◆ TEKST STRONY
◆ ◆ ◆ ◆ ◆ ◆ ◆

Skraplanie

Gdy od wody mającej temperaturę 0 stopni odbieramy ciepło, pociąga to za sobą krzepnięcie wody, a więc powrót do stanu stałego. Również łatwo przewidzieć, co się stanie, gdy odbierzemy ciepło od pary otrzymanej np. podczas wrzenia. Powróci ona także do pierwotnego stanu ciekłego – skropli się, zwracając w ten sposób to ciepło, które poprzednio zabierała wrząca ciecz dla osiągnięcia wprost przeciwnej zmiany stanu skupienia cząsteczek (zmiany cieczy na gaz).

Otóż para, przechodząca w stan ciekły i oddająca przy tym ciepło parowania posłuży nam do zorientowania się w jego wielkości.

Bierzemy kolbkę o pojemności 200-300 cm3 i wypełniwszy ją w połowie wodą zatykamy szczelnym korkiem, zaopatrzonym w dłuższą rurkę (owiniętą w watę, żeby nie tak łatwo stygła), dwa razy zgiętą i przeznaczoną do wyprowadzenia pary, powstającej w kolbie przy wrzeniu.

◆ ◆ ◆ ◆ ◆ ◆ ◆

◆ ZADANIA DO WYKONANIA
A. Przepisz z tekstu o skraplaniu fragment od "Otóż para, przechodząca" aż do "kolbie przy wrzeniu.".
B. Odpowiedz krótko na podstawie tekstu o skraplaniu:
(i) Co zachodzi, gdy od wody o temperaturze 0 stopni odbieramy ciepło?
(ii) Jaką pojemność ma kolbka użyta w doświadczeniu?
(iii) W co owinięta jest rurka i w jakim celu?
Dane są osobnym materiałem, odrębnym od tekstu o skraplaniu.

◆ DOSTARCZONE DANE

◆ ◆ ◆ ◆ ◆ ◆ ◆

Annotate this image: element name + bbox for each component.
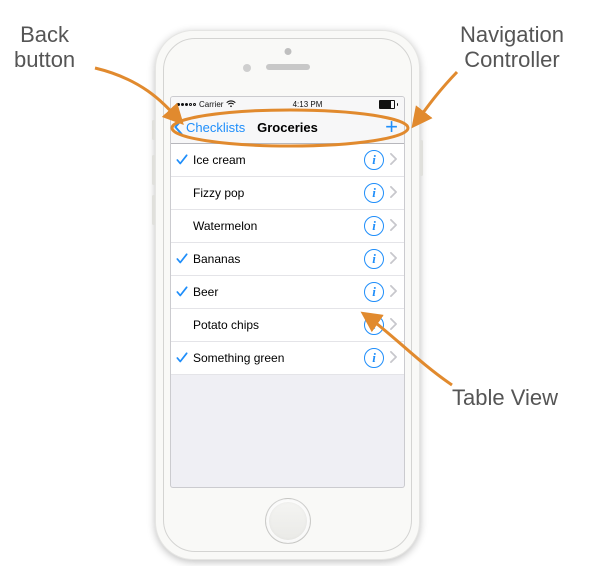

◆ ◆ ◆ ◆ ◆ ◆ ◆

◆ ODPOWIEDZI DO ZADAŃ
A.
Otóż para, przechodząca w stan ciekły i oddająca przy tym ciepło parowania posłuży nam do zorientowania się w jego wielkości.

Bierzemy kolbkę o pojemności 200-300 cm3 i wypełniwszy ją w połowie wodą zatykamy szczelnym korkiem, zaopatrzonym w dłuższą rurkę (owiniętą w watę, żeby nie tak łatwo stygła), dwa razy zgiętą i przeznaczoną do wyprowadzenia pary, powstającej w kolbie przy wrzeniu.

B.
(i) Woda krzepnie, czyli wraca do stanu stałego.
(ii) 200-300 cm3.
(iii) W watę, żeby nie tak łatwo stygła.